[Dataset rows about figures]
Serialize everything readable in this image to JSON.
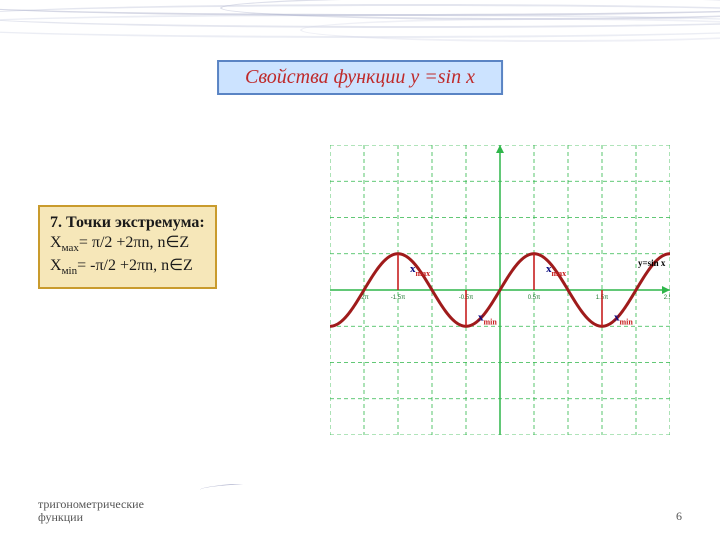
{
  "title": "Свойства функции y =sin x",
  "info": {
    "line1": "7. Точки экстремума:",
    "sub_max": "мах",
    "eq_max": "= π/2 +2πn, n∈Z",
    "sub_min": "мin",
    "eq_min": "= -π/2 +2πn, n∈Z"
  },
  "footer": {
    "left_l1": "тригонометрические",
    "left_l2": "функции",
    "page": "6"
  },
  "chart": {
    "type": "line",
    "function_label": "y=sin x",
    "xmin_pi": -2.5,
    "xmax_pi": 2.5,
    "ymin": -4,
    "ymax": 4,
    "xtick_step_pi": 0.5,
    "ytick_step": 1,
    "grid_color": "#2fb64a",
    "axis_color": "#2fb64a",
    "grid_dash": "4,3",
    "axis_width": 1.5,
    "background": "#ffffff",
    "curve_color": "#9f1b1b",
    "curve_width": 3,
    "amplitude": 1,
    "xticklabels": [
      "",
      "-2π",
      "-1.5π",
      "",
      "-0.5π",
      "",
      "0.5π",
      "",
      "1.5π",
      "",
      "2.5π"
    ],
    "xticklabel_fontsize": 6,
    "xticklabel_color": "#1f7a30",
    "extrema_marker_color": "#c61f1f",
    "extrema_label_fontsize": 11,
    "extrema_label_color_x": "#0a0a80",
    "extrema_label_color_sub": "#c61f1f",
    "maxima_pi": [
      -1.5,
      0.5
    ],
    "minima_pi": [
      -0.5,
      1.5
    ],
    "label_max": "max",
    "label_min": "min",
    "label_prefix": "x",
    "funclabel_fontsize": 9,
    "funclabel_color": "#000000"
  }
}
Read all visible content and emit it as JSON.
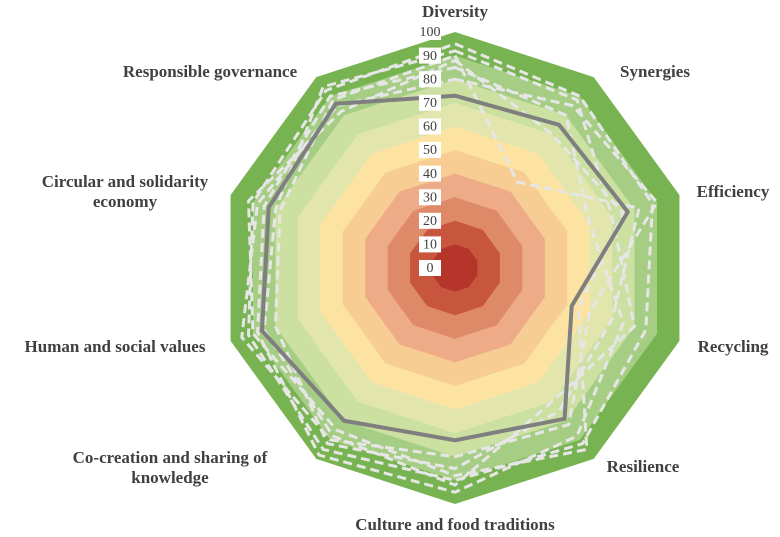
{
  "chart_data": {
    "type": "radar",
    "categories": [
      "Diversity",
      "Synergies",
      "Efficiency",
      "Recycling",
      "Resilience",
      "Culture and food traditions",
      "Co-creation and sharing of knowledge",
      "Human and social values",
      "Circular and solidarity economy",
      "Responsible governance"
    ],
    "rlim": [
      0,
      100
    ],
    "rticks": [
      0,
      10,
      20,
      30,
      40,
      50,
      60,
      70,
      80,
      90,
      100
    ],
    "band_colors": [
      "#b5352b",
      "#c8553e",
      "#de8a68",
      "#eeab88",
      "#f7cd93",
      "#fde3a2",
      "#e2e6ad",
      "#cbe0a1",
      "#a6cd84",
      "#77b350"
    ],
    "series": [
      {
        "color": "#e6e6e6",
        "dashed": true,
        "values": [
          95,
          90,
          88,
          85,
          92,
          90,
          95,
          92,
          90,
          93
        ]
      },
      {
        "color": "#e6e6e6",
        "dashed": true,
        "values": [
          85,
          80,
          60,
          75,
          88,
          95,
          98,
          88,
          85,
          90
        ]
      },
      {
        "color": "#e6e6e6",
        "dashed": true,
        "values": [
          90,
          45,
          82,
          70,
          75,
          85,
          92,
          80,
          78,
          88
        ]
      },
      {
        "color": "#e6e6e6",
        "dashed": true,
        "values": [
          80,
          85,
          90,
          60,
          82,
          80,
          90,
          95,
          88,
          85
        ]
      },
      {
        "color": "#e6e6e6",
        "dashed": true,
        "values": [
          88,
          70,
          75,
          55,
          95,
          88,
          85,
          90,
          92,
          82
        ]
      },
      {
        "color": "#e6e6e6",
        "dashed": true,
        "values": [
          92,
          88,
          70,
          80,
          70,
          92,
          88,
          85,
          80,
          95
        ]
      },
      {
        "color": "#7f7f7f",
        "dashed": false,
        "values": [
          73,
          75,
          77,
          52,
          79,
          73,
          80,
          86,
          83,
          86
        ]
      }
    ]
  }
}
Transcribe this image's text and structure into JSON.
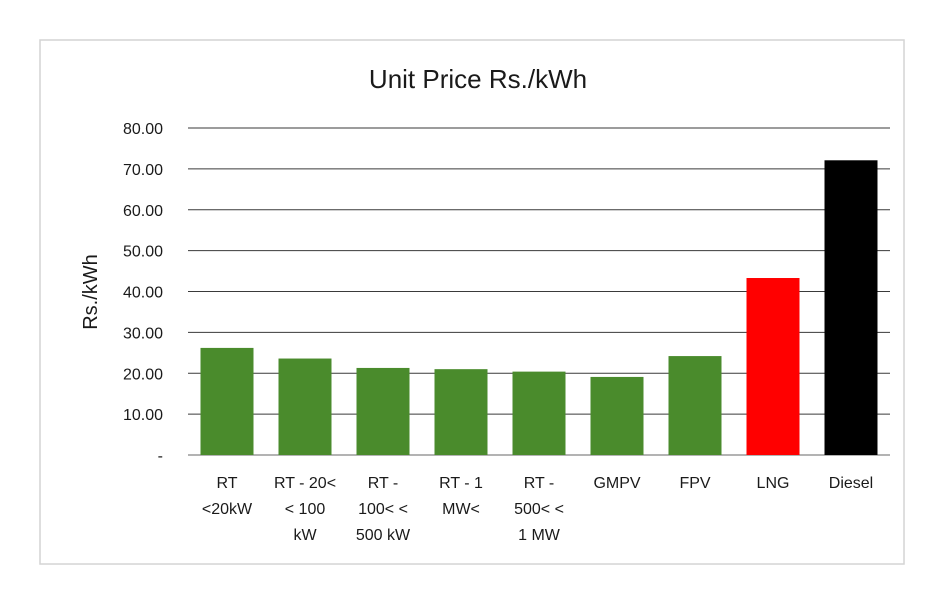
{
  "chart_data": {
    "type": "bar",
    "title": "Unit Price Rs./kWh",
    "ylabel": "Rs./kWh",
    "xlabel": "",
    "ylim": [
      0,
      80
    ],
    "y_ticks": [
      {
        "value": 0,
        "label": "-"
      },
      {
        "value": 10,
        "label": "10.00"
      },
      {
        "value": 20,
        "label": "20.00"
      },
      {
        "value": 30,
        "label": "30.00"
      },
      {
        "value": 40,
        "label": "40.00"
      },
      {
        "value": 50,
        "label": "50.00"
      },
      {
        "value": 60,
        "label": "60.00"
      },
      {
        "value": 70,
        "label": "70.00"
      },
      {
        "value": 80,
        "label": "80.00"
      }
    ],
    "grid": true,
    "legend": "none",
    "categories": [
      [
        "RT",
        "<20kW"
      ],
      [
        "RT - 20<",
        "< 100",
        "kW"
      ],
      [
        "RT -",
        "100< <",
        "500 kW"
      ],
      [
        "RT - 1",
        "MW<"
      ],
      [
        "RT -",
        "500< <",
        "1 MW"
      ],
      [
        "GMPV"
      ],
      [
        "FPV"
      ],
      [
        "LNG"
      ],
      [
        "Diesel"
      ]
    ],
    "values": [
      26.2,
      23.6,
      21.3,
      21.0,
      20.4,
      19.1,
      24.2,
      43.3,
      72.1
    ],
    "colors": [
      "#4a8b2c",
      "#4a8b2c",
      "#4a8b2c",
      "#4a8b2c",
      "#4a8b2c",
      "#4a8b2c",
      "#4a8b2c",
      "#ff0000",
      "#000000"
    ]
  }
}
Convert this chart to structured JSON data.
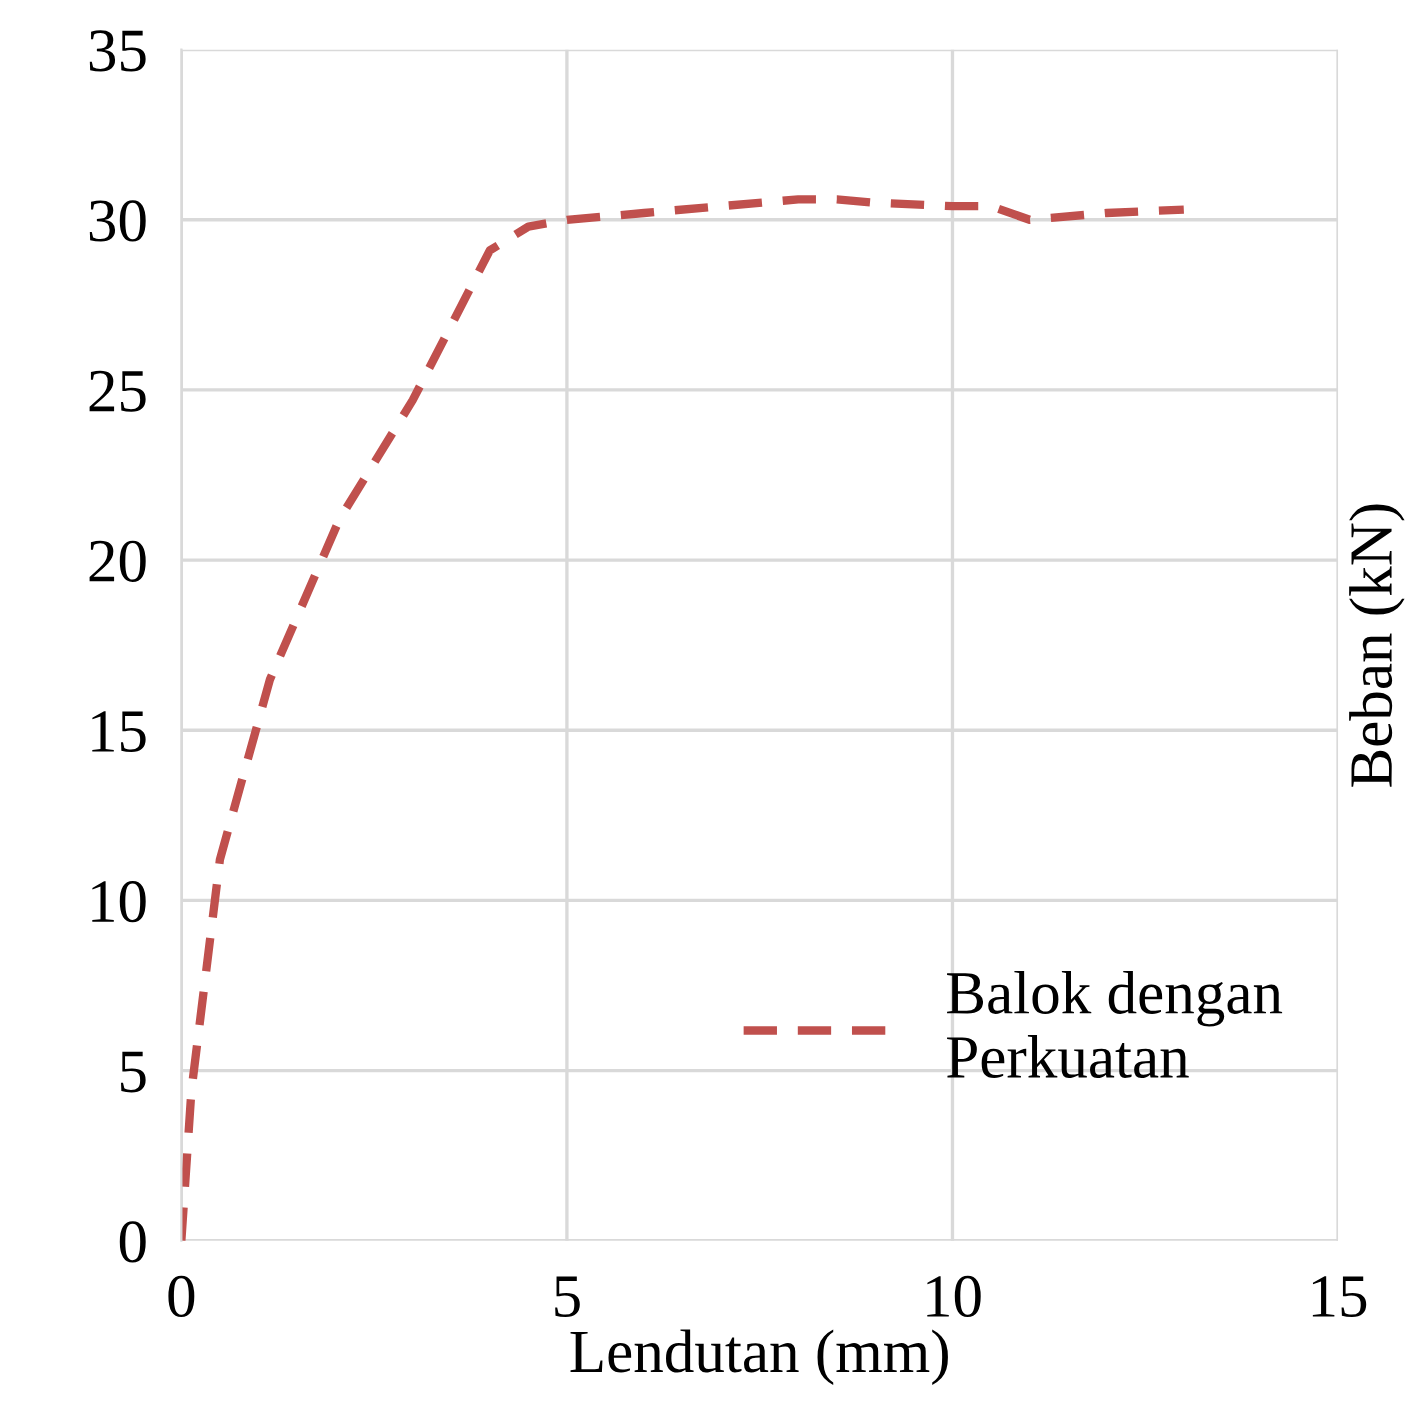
{
  "chart_data": {
    "type": "line",
    "xlabel": "Lendutan (mm)",
    "ylabel": "Beban (kN)",
    "xlim": [
      0,
      15
    ],
    "ylim": [
      0,
      35
    ],
    "xticks": [
      0,
      5,
      10,
      15
    ],
    "yticks": [
      0,
      5,
      10,
      15,
      20,
      25,
      30,
      35
    ],
    "grid": true,
    "legend": "bottom right",
    "line_style": "dashed",
    "series": [
      {
        "name": "Balok dengan\nPerkuatan",
        "color": "#c0504d",
        "x": [
          0,
          0.13,
          0.5,
          1.15,
          2.05,
          3.0,
          4.0,
          4.5,
          5.0,
          6.0,
          7.0,
          8.0,
          8.5,
          9.0,
          10.0,
          10.5,
          11.0,
          12.0,
          13.0
        ],
        "values": [
          0,
          4.4,
          11.2,
          16.5,
          21.2,
          24.7,
          29.1,
          29.8,
          30.0,
          30.2,
          30.4,
          30.6,
          30.6,
          30.5,
          30.4,
          30.4,
          30.0,
          30.2,
          30.3
        ]
      }
    ]
  }
}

### Set problem
Using the data above, print every line exactly, omitting pictures.

### Result below
Serialize everything readable in this image to JSON.
{
  "title": "Свойства функции y =sin x",
  "info": {
    "line1": "7. Точки экстремума:",
    "sub_max": "мах",
    "eq_max": "= π/2 +2πn, n∈Z",
    "sub_min": "мin",
    "eq_min": "= -π/2 +2πn, n∈Z"
  },
  "footer": {
    "left_l1": "тригонометрические",
    "left_l2": "функции",
    "page": "6"
  },
  "chart": {
    "type": "line",
    "function_label": "y=sin x",
    "xmin_pi": -2.5,
    "xmax_pi": 2.5,
    "ymin": -4,
    "ymax": 4,
    "xtick_step_pi": 0.5,
    "ytick_step": 1,
    "grid_color": "#2fb64a",
    "axis_color": "#2fb64a",
    "grid_dash": "4,3",
    "axis_width": 1.5,
    "background": "#ffffff",
    "curve_color": "#9f1b1b",
    "curve_width": 3,
    "amplitude": 1,
    "xticklabels": [
      "",
      "-2π",
      "-1.5π",
      "",
      "-0.5π",
      "",
      "0.5π",
      "",
      "1.5π",
      "",
      "2.5π"
    ],
    "xticklabel_fontsize": 6,
    "xticklabel_color": "#1f7a30",
    "extrema_marker_color": "#c61f1f",
    "extrema_label_fontsize": 11,
    "extrema_label_color_x": "#0a0a80",
    "extrema_label_color_sub": "#c61f1f",
    "maxima_pi": [
      -1.5,
      0.5
    ],
    "minima_pi": [
      -0.5,
      1.5
    ],
    "label_max": "max",
    "label_min": "min",
    "label_prefix": "x",
    "funclabel_fontsize": 9,
    "funclabel_color": "#000000"
  }
}
Read all visible content and emit it as JSON.
{
  "chart_data": {
    "type": "radar",
    "categories": [
      "Diversity",
      "Synergies",
      "Efficiency",
      "Recycling",
      "Resilience",
      "Culture and food traditions",
      "Co-creation and sharing of knowledge",
      "Human and social values",
      "Circular and solidarity economy",
      "Responsible governance"
    ],
    "rlim": [
      0,
      100
    ],
    "rticks": [
      0,
      10,
      20,
      30,
      40,
      50,
      60,
      70,
      80,
      90,
      100
    ],
    "band_colors": [
      "#b5352b",
      "#c8553e",
      "#de8a68",
      "#eeab88",
      "#f7cd93",
      "#fde3a2",
      "#e2e6ad",
      "#cbe0a1",
      "#a6cd84",
      "#77b350"
    ],
    "series": [
      {
        "color": "#e6e6e6",
        "dashed": true,
        "values": [
          95,
          90,
          88,
          85,
          92,
          90,
          95,
          92,
          90,
          93
        ]
      },
      {
        "color": "#e6e6e6",
        "dashed": true,
        "values": [
          85,
          80,
          60,
          75,
          88,
          95,
          98,
          88,
          85,
          90
        ]
      },
      {
        "color": "#e6e6e6",
        "dashed": true,
        "values": [
          90,
          45,
          82,
          70,
          75,
          85,
          92,
          80,
          78,
          88
        ]
      },
      {
        "color": "#e6e6e6",
        "dashed": true,
        "values": [
          80,
          85,
          90,
          60,
          82,
          80,
          90,
          95,
          88,
          85
        ]
      },
      {
        "color": "#e6e6e6",
        "dashed": true,
        "values": [
          88,
          70,
          75,
          55,
          95,
          88,
          85,
          90,
          92,
          82
        ]
      },
      {
        "color": "#e6e6e6",
        "dashed": true,
        "values": [
          92,
          88,
          70,
          80,
          70,
          92,
          88,
          85,
          80,
          95
        ]
      },
      {
        "color": "#7f7f7f",
        "dashed": false,
        "values": [
          73,
          75,
          77,
          52,
          79,
          73,
          80,
          86,
          83,
          86
        ]
      }
    ]
  }
}
Transcribe this image's text and structure into JSON.
{
  "chart_data": {
    "type": "bar",
    "title": "Unit Price Rs./kWh",
    "ylabel": "Rs./kWh",
    "xlabel": "",
    "ylim": [
      0,
      80
    ],
    "y_ticks": [
      {
        "value": 0,
        "label": "-"
      },
      {
        "value": 10,
        "label": "10.00"
      },
      {
        "value": 20,
        "label": "20.00"
      },
      {
        "value": 30,
        "label": "30.00"
      },
      {
        "value": 40,
        "label": "40.00"
      },
      {
        "value": 50,
        "label": "50.00"
      },
      {
        "value": 60,
        "label": "60.00"
      },
      {
        "value": 70,
        "label": "70.00"
      },
      {
        "value": 80,
        "label": "80.00"
      }
    ],
    "grid": true,
    "legend": "none",
    "categories": [
      [
        "RT",
        "<20kW"
      ],
      [
        "RT - 20<",
        "< 100",
        "kW"
      ],
      [
        "RT -",
        "100< <",
        "500 kW"
      ],
      [
        "RT - 1",
        "MW<"
      ],
      [
        "RT -",
        "500< <",
        "1 MW"
      ],
      [
        "GMPV"
      ],
      [
        "FPV"
      ],
      [
        "LNG"
      ],
      [
        "Diesel"
      ]
    ],
    "values": [
      26.2,
      23.6,
      21.3,
      21.0,
      20.4,
      19.1,
      24.2,
      43.3,
      72.1
    ],
    "colors": [
      "#4a8b2c",
      "#4a8b2c",
      "#4a8b2c",
      "#4a8b2c",
      "#4a8b2c",
      "#4a8b2c",
      "#4a8b2c",
      "#ff0000",
      "#000000"
    ]
  }
}
Convert this chart to structured JSON data.
{
  "chart_data": {
    "type": "line",
    "xlabel": "Lendutan (mm)",
    "ylabel": "Beban (kN)",
    "xlim": [
      0,
      15
    ],
    "ylim": [
      0,
      35
    ],
    "xticks": [
      0,
      5,
      10,
      15
    ],
    "yticks": [
      0,
      5,
      10,
      15,
      20,
      25,
      30,
      35
    ],
    "grid": true,
    "legend": "bottom right",
    "line_style": "dashed",
    "series": [
      {
        "name": "Balok dengan\nPerkuatan",
        "color": "#c0504d",
        "x": [
          0,
          0.13,
          0.5,
          1.15,
          2.05,
          3.0,
          4.0,
          4.5,
          5.0,
          6.0,
          7.0,
          8.0,
          8.5,
          9.0,
          10.0,
          10.5,
          11.0,
          12.0,
          13.0
        ],
        "values": [
          0,
          4.4,
          11.2,
          16.5,
          21.2,
          24.7,
          29.1,
          29.8,
          30.0,
          30.2,
          30.4,
          30.6,
          30.6,
          30.5,
          30.4,
          30.4,
          30.0,
          30.2,
          30.3
        ]
      }
    ]
  }
}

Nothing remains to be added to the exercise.